··· Data shown

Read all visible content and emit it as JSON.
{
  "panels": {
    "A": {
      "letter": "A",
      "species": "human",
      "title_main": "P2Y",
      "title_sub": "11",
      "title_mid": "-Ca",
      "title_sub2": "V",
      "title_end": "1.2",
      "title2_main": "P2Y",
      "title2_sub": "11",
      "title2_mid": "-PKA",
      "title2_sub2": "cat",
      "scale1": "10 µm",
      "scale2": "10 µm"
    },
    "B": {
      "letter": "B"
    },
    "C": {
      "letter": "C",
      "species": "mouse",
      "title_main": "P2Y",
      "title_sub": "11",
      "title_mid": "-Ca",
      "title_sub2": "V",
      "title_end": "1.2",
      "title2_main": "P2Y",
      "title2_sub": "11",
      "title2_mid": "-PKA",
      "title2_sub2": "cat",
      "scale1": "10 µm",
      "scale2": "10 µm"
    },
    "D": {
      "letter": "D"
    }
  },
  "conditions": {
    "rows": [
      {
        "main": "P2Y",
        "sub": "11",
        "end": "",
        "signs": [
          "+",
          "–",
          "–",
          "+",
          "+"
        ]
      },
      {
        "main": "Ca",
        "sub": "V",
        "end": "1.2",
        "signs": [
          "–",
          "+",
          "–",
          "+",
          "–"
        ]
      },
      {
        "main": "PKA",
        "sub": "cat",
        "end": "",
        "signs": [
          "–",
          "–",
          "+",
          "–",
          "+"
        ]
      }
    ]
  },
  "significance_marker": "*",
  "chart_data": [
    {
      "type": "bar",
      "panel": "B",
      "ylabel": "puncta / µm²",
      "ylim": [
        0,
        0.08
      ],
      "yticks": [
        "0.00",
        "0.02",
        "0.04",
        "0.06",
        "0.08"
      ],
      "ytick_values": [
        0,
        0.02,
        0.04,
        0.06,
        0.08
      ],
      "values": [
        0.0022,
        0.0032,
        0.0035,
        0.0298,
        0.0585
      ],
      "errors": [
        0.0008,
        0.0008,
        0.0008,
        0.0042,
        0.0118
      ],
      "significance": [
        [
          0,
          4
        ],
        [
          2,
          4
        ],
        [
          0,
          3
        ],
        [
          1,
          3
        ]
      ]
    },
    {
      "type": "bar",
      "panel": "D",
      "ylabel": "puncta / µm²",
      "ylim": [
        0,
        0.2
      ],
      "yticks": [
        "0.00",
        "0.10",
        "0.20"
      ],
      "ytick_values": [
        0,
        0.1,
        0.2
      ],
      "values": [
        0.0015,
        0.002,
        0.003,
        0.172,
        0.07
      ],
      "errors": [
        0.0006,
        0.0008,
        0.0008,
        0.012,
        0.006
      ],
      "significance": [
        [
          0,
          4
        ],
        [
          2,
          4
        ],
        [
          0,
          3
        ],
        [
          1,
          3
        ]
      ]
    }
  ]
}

······

Write out every entry above, word for word.

Read all visible content and emit it as JSON.
{
  "panels": {
    "A": {
      "letter": "A",
      "species": "human",
      "title_main": "P2Y",
      "title_sub": "11",
      "title_mid": "-Ca",
      "title_sub2": "V",
      "title_end": "1.2",
      "title2_main": "P2Y",
      "title2_sub": "11",
      "title2_mid": "-PKA",
      "title2_sub2": "cat",
      "scale1": "10 µm",
      "scale2": "10 µm"
    },
    "B": {
      "letter": "B"
    },
    "C": {
      "letter": "C",
      "species": "mouse",
      "title_main": "P2Y",
      "title_sub": "11",
      "title_mid": "-Ca",
      "title_sub2": "V",
      "title_end": "1.2",
      "title2_main": "P2Y",
      "title2_sub": "11",
      "title2_mid": "-PKA",
      "title2_sub2": "cat",
      "scale1": "10 µm",
      "scale2": "10 µm"
    },
    "D": {
      "letter": "D"
    }
  },
  "conditions": {
    "rows": [
      {
        "main": "P2Y",
        "sub": "11",
        "end": "",
        "signs": [
          "+",
          "–",
          "–",
          "+",
          "+"
        ]
      },
      {
        "main": "Ca",
        "sub": "V",
        "end": "1.2",
        "signs": [
          "–",
          "+",
          "–",
          "+",
          "–"
        ]
      },
      {
        "main": "PKA",
        "sub": "cat",
        "end": "",
        "signs": [
          "–",
          "–",
          "+",
          "–",
          "+"
        ]
      }
    ]
  },
  "significance_marker": "*",
  "chart_data": [
    {
      "type": "bar",
      "panel": "B",
      "ylabel": "puncta / µm²",
      "ylim": [
        0,
        0.08
      ],
      "yticks": [
        "0.00",
        "0.02",
        "0.04",
        "0.06",
        "0.08"
      ],
      "ytick_values": [
        0,
        0.02,
        0.04,
        0.06,
        0.08
      ],
      "values": [
        0.0022,
        0.0032,
        0.0035,
        0.0298,
        0.0585
      ],
      "errors": [
        0.0008,
        0.0008,
        0.0008,
        0.0042,
        0.0118
      ],
      "significance": [
        [
          0,
          4
        ],
        [
          2,
          4
        ],
        [
          0,
          3
        ],
        [
          1,
          3
        ]
      ]
    },
    {
      "type": "bar",
      "panel": "D",
      "ylabel": "puncta / µm²",
      "ylim": [
        0,
        0.2
      ],
      "yticks": [
        "0.00",
        "0.10",
        "0.20"
      ],
      "ytick_values": [
        0,
        0.1,
        0.2
      ],
      "values": [
        0.0015,
        0.002,
        0.003,
        0.172,
        0.07
      ],
      "errors": [
        0.0006,
        0.0008,
        0.0008,
        0.012,
        0.006
      ],
      "significance": [
        [
          0,
          4
        ],
        [
          2,
          4
        ],
        [
          0,
          3
        ],
        [
          1,
          3
        ]
      ]
    }
  ]
}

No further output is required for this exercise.